- [Exercise directions] Write the records below out in full, character for character, with no pictures.

(Some records)
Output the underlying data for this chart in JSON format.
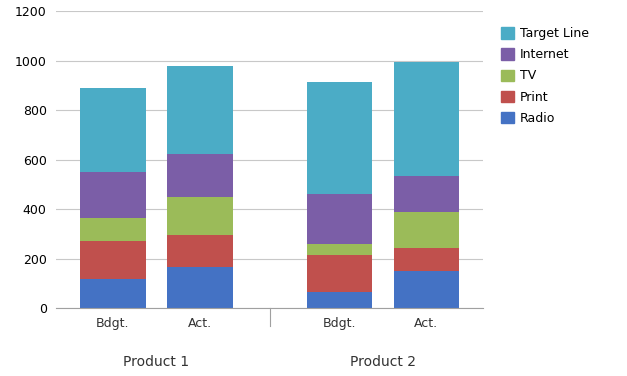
{
  "groups": [
    "Product 1",
    "Product 2"
  ],
  "bar_labels": [
    "Bdgt.",
    "Act.",
    "Bdgt.",
    "Act."
  ],
  "series": {
    "Radio": [
      120,
      165,
      65,
      150
    ],
    "Print": [
      150,
      130,
      150,
      95
    ],
    "TV": [
      95,
      155,
      45,
      145
    ],
    "Internet": [
      185,
      175,
      200,
      145
    ],
    "Target Line": [
      340,
      355,
      455,
      460
    ]
  },
  "colors": {
    "Radio": "#4472C4",
    "Print": "#C0504D",
    "TV": "#9BBB59",
    "Internet": "#7B5EA7",
    "Target Line": "#4BACC6"
  },
  "ylim": [
    0,
    1200
  ],
  "yticks": [
    0,
    200,
    400,
    600,
    800,
    1000,
    1200
  ],
  "bar_width": 0.75,
  "background_color": "#FFFFFF",
  "grid_color": "#C8C8C8",
  "legend_order": [
    "Target Line",
    "Internet",
    "TV",
    "Print",
    "Radio"
  ],
  "series_order": [
    "Radio",
    "Print",
    "TV",
    "Internet",
    "Target Line"
  ]
}
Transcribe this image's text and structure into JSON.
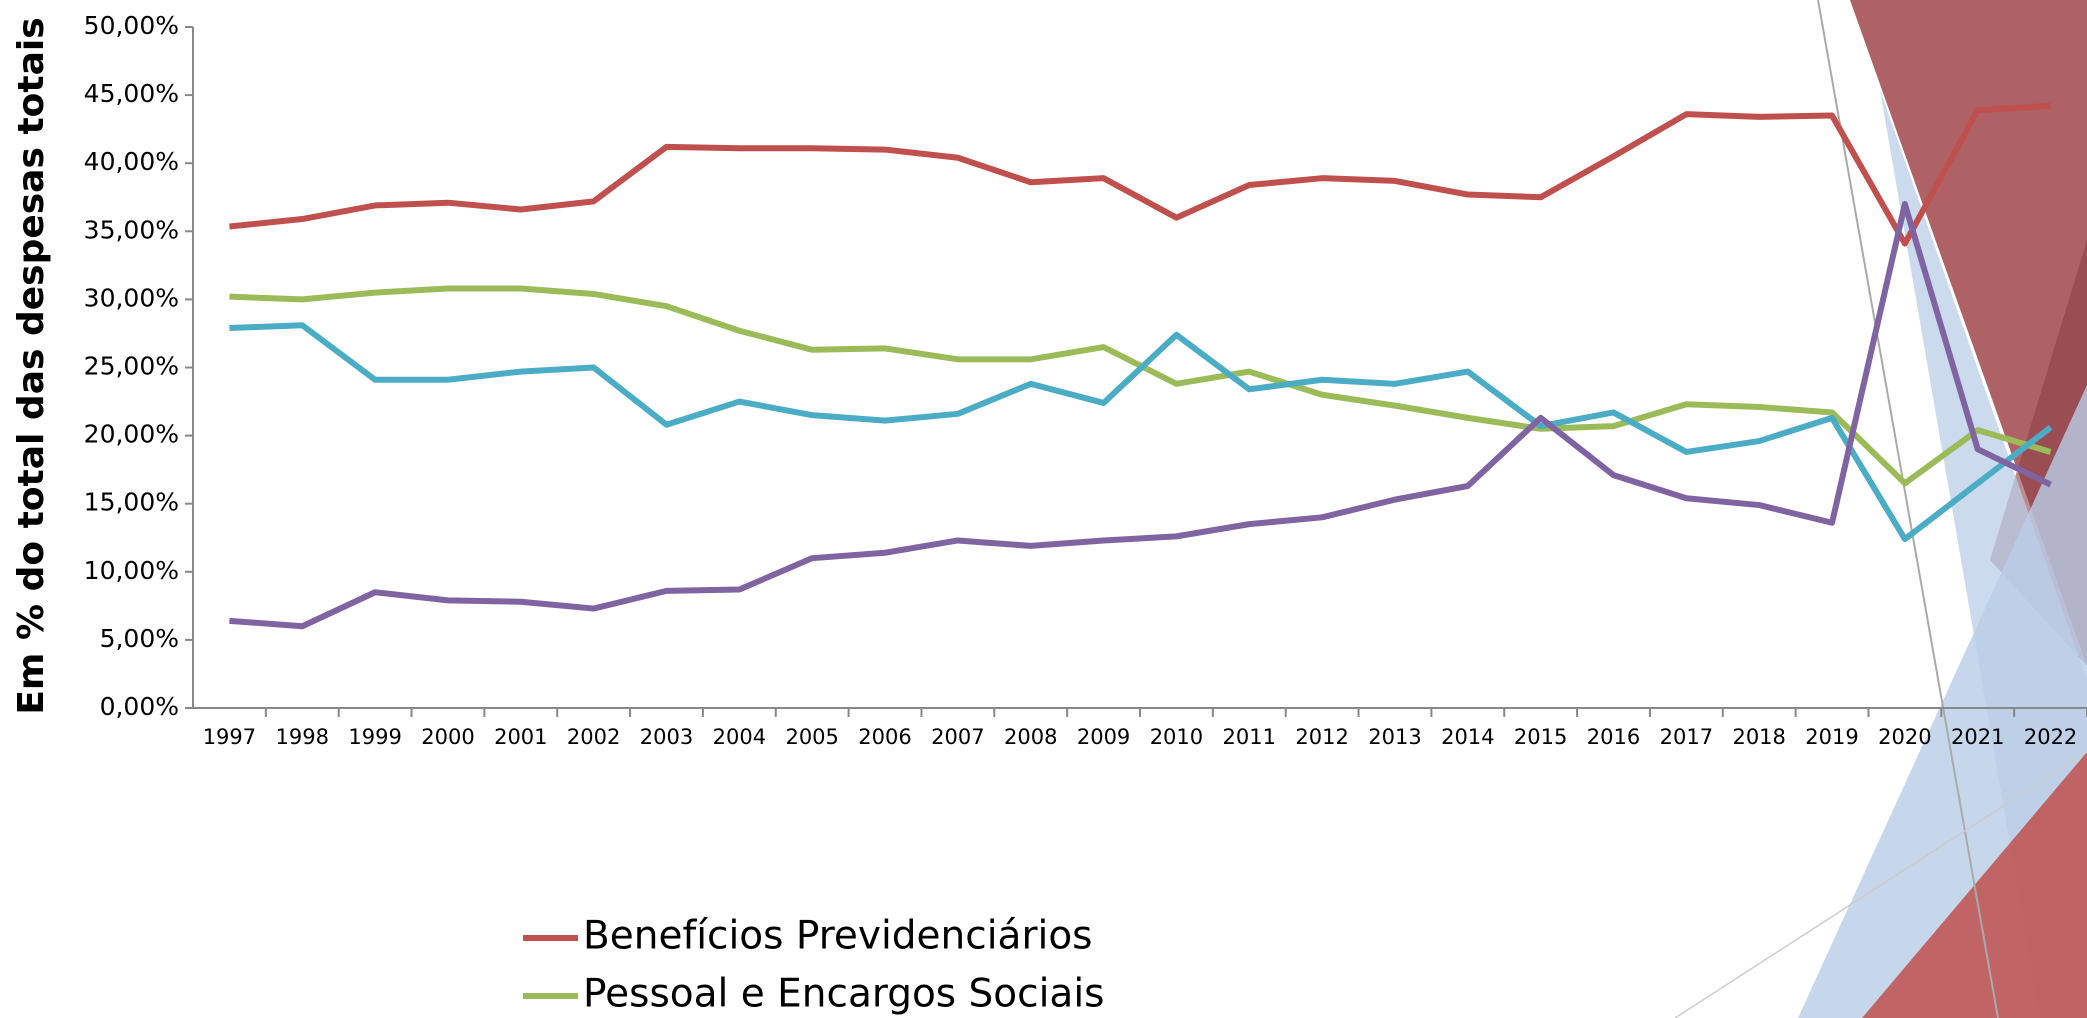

- [Answer to this exercise]
Output the underlying data for this chart in JSON format.
{
  "groups": [
    "Product 1",
    "Product 2"
  ],
  "bar_labels": [
    "Bdgt.",
    "Act.",
    "Bdgt.",
    "Act."
  ],
  "series": {
    "Radio": [
      120,
      165,
      65,
      150
    ],
    "Print": [
      150,
      130,
      150,
      95
    ],
    "TV": [
      95,
      155,
      45,
      145
    ],
    "Internet": [
      185,
      175,
      200,
      145
    ],
    "Target Line": [
      340,
      355,
      455,
      460
    ]
  },
  "colors": {
    "Radio": "#4472C4",
    "Print": "#C0504D",
    "TV": "#9BBB59",
    "Internet": "#7B5EA7",
    "Target Line": "#4BACC6"
  },
  "ylim": [
    0,
    1200
  ],
  "yticks": [
    0,
    200,
    400,
    600,
    800,
    1000,
    1200
  ],
  "bar_width": 0.75,
  "background_color": "#FFFFFF",
  "grid_color": "#C8C8C8",
  "legend_order": [
    "Target Line",
    "Internet",
    "TV",
    "Print",
    "Radio"
  ],
  "series_order": [
    "Radio",
    "Print",
    "TV",
    "Internet",
    "Target Line"
  ]
}
Transcribe this image's text and structure into JSON.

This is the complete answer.